Collected data entries:
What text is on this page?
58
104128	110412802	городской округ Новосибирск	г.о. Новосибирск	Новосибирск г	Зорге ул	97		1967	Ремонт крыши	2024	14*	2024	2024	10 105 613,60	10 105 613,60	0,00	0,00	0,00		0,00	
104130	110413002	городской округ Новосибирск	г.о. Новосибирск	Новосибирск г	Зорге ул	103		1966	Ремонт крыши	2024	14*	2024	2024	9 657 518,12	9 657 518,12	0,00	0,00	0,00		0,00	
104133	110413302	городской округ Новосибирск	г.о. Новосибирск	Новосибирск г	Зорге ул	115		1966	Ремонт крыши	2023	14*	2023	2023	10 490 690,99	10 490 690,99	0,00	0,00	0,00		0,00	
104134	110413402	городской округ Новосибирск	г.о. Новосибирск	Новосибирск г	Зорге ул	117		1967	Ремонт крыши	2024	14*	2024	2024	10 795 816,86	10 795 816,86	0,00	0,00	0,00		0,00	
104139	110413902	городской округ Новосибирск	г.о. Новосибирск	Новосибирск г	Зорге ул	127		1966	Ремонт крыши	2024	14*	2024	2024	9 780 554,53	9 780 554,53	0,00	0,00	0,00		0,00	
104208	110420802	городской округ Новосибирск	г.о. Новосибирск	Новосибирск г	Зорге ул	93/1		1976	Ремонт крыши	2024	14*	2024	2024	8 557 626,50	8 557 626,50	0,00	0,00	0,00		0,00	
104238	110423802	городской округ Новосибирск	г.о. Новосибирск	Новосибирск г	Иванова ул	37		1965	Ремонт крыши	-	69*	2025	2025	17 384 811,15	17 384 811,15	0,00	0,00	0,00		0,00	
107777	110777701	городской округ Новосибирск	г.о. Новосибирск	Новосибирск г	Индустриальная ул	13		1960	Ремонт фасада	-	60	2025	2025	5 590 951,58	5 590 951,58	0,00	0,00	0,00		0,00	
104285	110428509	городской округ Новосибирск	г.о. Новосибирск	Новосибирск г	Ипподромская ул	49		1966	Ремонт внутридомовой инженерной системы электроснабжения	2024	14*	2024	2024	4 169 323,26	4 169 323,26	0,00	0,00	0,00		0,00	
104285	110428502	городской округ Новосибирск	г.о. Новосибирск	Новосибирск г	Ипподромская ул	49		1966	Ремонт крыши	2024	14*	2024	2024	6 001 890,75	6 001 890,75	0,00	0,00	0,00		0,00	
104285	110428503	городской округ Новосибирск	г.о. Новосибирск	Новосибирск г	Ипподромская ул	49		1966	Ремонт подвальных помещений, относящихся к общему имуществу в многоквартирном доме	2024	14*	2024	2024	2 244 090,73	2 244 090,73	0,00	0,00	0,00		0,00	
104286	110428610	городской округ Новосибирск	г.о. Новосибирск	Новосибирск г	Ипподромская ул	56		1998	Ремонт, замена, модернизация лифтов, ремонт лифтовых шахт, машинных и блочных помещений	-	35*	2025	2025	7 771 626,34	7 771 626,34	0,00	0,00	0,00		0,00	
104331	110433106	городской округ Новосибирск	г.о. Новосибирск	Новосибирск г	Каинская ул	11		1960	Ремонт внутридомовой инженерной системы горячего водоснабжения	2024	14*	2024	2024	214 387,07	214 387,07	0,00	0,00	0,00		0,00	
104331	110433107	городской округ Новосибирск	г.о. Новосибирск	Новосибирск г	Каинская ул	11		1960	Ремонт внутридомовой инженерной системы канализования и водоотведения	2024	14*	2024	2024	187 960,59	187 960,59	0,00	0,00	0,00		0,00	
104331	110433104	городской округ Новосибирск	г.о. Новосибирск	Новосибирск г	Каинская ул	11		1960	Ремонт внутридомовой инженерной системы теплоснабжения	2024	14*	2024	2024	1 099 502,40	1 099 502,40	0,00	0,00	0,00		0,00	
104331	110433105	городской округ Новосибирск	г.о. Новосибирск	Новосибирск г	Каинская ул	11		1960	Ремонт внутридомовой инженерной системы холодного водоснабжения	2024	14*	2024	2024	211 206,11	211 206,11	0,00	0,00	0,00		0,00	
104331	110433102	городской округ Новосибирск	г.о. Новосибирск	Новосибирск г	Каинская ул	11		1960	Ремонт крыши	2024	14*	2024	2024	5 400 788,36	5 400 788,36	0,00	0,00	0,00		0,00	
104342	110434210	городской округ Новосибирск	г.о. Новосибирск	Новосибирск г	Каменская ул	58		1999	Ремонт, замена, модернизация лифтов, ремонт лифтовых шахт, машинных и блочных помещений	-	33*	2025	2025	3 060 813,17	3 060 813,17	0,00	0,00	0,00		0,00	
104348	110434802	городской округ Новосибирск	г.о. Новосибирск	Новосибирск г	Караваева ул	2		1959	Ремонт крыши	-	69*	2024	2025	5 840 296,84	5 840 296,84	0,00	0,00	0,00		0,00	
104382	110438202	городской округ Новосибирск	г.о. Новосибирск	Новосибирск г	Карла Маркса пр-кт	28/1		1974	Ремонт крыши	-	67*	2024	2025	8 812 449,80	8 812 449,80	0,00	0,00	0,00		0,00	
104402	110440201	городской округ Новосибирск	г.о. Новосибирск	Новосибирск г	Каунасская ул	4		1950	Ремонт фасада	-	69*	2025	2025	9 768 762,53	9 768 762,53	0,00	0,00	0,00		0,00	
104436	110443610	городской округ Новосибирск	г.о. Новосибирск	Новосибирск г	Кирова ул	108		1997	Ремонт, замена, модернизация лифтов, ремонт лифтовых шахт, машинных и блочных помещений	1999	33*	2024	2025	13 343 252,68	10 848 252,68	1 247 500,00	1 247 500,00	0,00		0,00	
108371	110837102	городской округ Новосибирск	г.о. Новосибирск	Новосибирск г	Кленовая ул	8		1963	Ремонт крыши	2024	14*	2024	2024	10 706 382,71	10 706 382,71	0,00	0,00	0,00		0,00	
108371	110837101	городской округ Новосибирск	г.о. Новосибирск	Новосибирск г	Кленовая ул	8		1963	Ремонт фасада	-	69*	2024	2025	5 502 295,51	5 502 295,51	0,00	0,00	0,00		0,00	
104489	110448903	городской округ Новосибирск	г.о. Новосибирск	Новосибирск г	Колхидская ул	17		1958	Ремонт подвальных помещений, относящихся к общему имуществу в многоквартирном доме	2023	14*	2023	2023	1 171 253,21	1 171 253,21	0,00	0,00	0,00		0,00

### Exercise requirements
Without leaving anything out, quote all the data.

### Finished answer
What text is on this page?
58
104128	110412802	городской округ Новосибирск	г.о. Новосибирск	Новосибирск г	Зорге ул	97		1967	Ремонт крыши	2024	14*	2024	2024	10 105 613,60	10 105 613,60	0,00	0,00	0,00		0,00	
104130	110413002	городской округ Новосибирск	г.о. Новосибирск	Новосибирск г	Зорге ул	103		1966	Ремонт крыши	2024	14*	2024	2024	9 657 518,12	9 657 518,12	0,00	0,00	0,00		0,00	
104133	110413302	городской округ Новосибирск	г.о. Новосибирск	Новосибирск г	Зорге ул	115		1966	Ремонт крыши	2023	14*	2023	2023	10 490 690,99	10 490 690,99	0,00	0,00	0,00		0,00	
104134	110413402	городской округ Новосибирск	г.о. Новосибирск	Новосибирск г	Зорге ул	117		1967	Ремонт крыши	2024	14*	2024	2024	10 795 816,86	10 795 816,86	0,00	0,00	0,00		0,00	
104139	110413902	городской округ Новосибирск	г.о. Новосибирск	Новосибирск г	Зорге ул	127		1966	Ремонт крыши	2024	14*	2024	2024	9 780 554,53	9 780 554,53	0,00	0,00	0,00		0,00	
104208	110420802	городской округ Новосибирск	г.о. Новосибирск	Новосибирск г	Зорге ул	93/1		1976	Ремонт крыши	2024	14*	2024	2024	8 557 626,50	8 557 626,50	0,00	0,00	0,00		0,00	
104238	110423802	городской округ Новосибирск	г.о. Новосибирск	Новосибирск г	Иванова ул	37		1965	Ремонт крыши	-	69*	2025	2025	17 384 811,15	17 384 811,15	0,00	0,00	0,00		0,00	
107777	110777701	городской округ Новосибирск	г.о. Новосибирск	Новосибирск г	Индустриальная ул	13		1960	Ремонт фасада	-	60	2025	2025	5 590 951,58	5 590 951,58	0,00	0,00	0,00		0,00	
104285	110428509	городской округ Новосибирск	г.о. Новосибирск	Новосибирск г	Ипподромская ул	49		1966	Ремонт внутридомовой инженерной системы электроснабжения	2024	14*	2024	2024	4 169 323,26	4 169 323,26	0,00	0,00	0,00		0,00	
104285	110428502	городской округ Новосибирск	г.о. Новосибирск	Новосибирск г	Ипподромская ул	49		1966	Ремонт крыши	2024	14*	2024	2024	6 001 890,75	6 001 890,75	0,00	0,00	0,00		0,00	
104285	110428503	городской округ Новосибирск	г.о. Новосибирск	Новосибирск г	Ипподромская ул	49		1966	Ремонт подвальных помещений, относящихся к общему имуществу в многоквартирном доме	2024	14*	2024	2024	2 244 090,73	2 244 090,73	0,00	0,00	0,00		0,00	
104286	110428610	городской округ Новосибирск	г.о. Новосибирск	Новосибирск г	Ипподромская ул	56		1998	Ремонт, замена, модернизация лифтов, ремонт лифтовых шахт, машинных и блочных помещений	-	35*	2025	2025	7 771 626,34	7 771 626,34	0,00	0,00	0,00		0,00	
104331	110433106	городской округ Новосибирск	г.о. Новосибирск	Новосибирск г	Каинская ул	11		1960	Ремонт внутридомовой инженерной системы горячего водоснабжения	2024	14*	2024	2024	214 387,07	214 387,07	0,00	0,00	0,00		0,00	
104331	110433107	городской округ Новосибирск	г.о. Новосибирск	Новосибирск г	Каинская ул	11		1960	Ремонт внутридомовой инженерной системы канализования и водоотведения	2024	14*	2024	2024	187 960,59	187 960,59	0,00	0,00	0,00		0,00	
104331	110433104	городской округ Новосибирск	г.о. Новосибирск	Новосибирск г	Каинская ул	11		1960	Ремонт внутридомовой инженерной системы теплоснабжения	2024	14*	2024	2024	1 099 502,40	1 099 502,40	0,00	0,00	0,00		0,00	
104331	110433105	городской округ Новосибирск	г.о. Новосибирск	Новосибирск г	Каинская ул	11		1960	Ремонт внутридомовой инженерной системы холодного водоснабжения	2024	14*	2024	2024	211 206,11	211 206,11	0,00	0,00	0,00		0,00	
104331	110433102	городской округ Новосибирск	г.о. Новосибирск	Новосибирск г	Каинская ул	11		1960	Ремонт крыши	2024	14*	2024	2024	5 400 788,36	5 400 788,36	0,00	0,00	0,00		0,00	
104342	110434210	городской округ Новосибирск	г.о. Новосибирск	Новосибирск г	Каменская ул	58		1999	Ремонт, замена, модернизация лифтов, ремонт лифтовых шахт, машинных и блочных помещений	-	33*	2025	2025	3 060 813,17	3 060 813,17	0,00	0,00	0,00		0,00	
104348	110434802	городской округ Новосибирск	г.о. Новосибирск	Новосибирск г	Караваева ул	2		1959	Ремонт крыши	-	69*	2024	2025	5 840 296,84	5 840 296,84	0,00	0,00	0,00		0,00	
104382	110438202	городской округ Новосибирск	г.о. Новосибирск	Новосибирск г	Карла Маркса пр-кт	28/1		1974	Ремонт крыши	-	67*	2024	2025	8 812 449,80	8 812 449,80	0,00	0,00	0,00		0,00	
104402	110440201	городской округ Новосибирск	г.о. Новосибирск	Новосибирск г	Каунасская ул	4		1950	Ремонт фасада	-	69*	2025	2025	9 768 762,53	9 768 762,53	0,00	0,00	0,00		0,00	
104436	110443610	городской округ Новосибирск	г.о. Новосибирск	Новосибирск г	Кирова ул	108		1997	Ремонт, замена, модернизация лифтов, ремонт лифтовых шахт, машинных и блочных помещений	1999	33*	2024	2025	13 343 252,68	10 848 252,68	1 247 500,00	1 247 500,00	0,00		0,00	
108371	110837102	городской округ Новосибирск	г.о. Новосибирск	Новосибирск г	Кленовая ул	8		1963	Ремонт крыши	2024	14*	2024	2024	10 706 382,71	10 706 382,71	0,00	0,00	0,00		0,00	
108371	110837101	городской округ Новосибирск	г.о. Новосибирск	Новосибирск г	Кленовая ул	8		1963	Ремонт фасада	-	69*	2024	2025	5 502 295,51	5 502 295,51	0,00	0,00	0,00		0,00	
104489	110448903	городской округ Новосибирск	г.о. Новосибирск	Новосибирск г	Колхидская ул	17		1958	Ремонт подвальных помещений, относящихся к общему имуществу в многоквартирном доме	2023	14*	2023	2023	1 171 253,21	1 171 253,21	0,00	0,00	0,00		0,00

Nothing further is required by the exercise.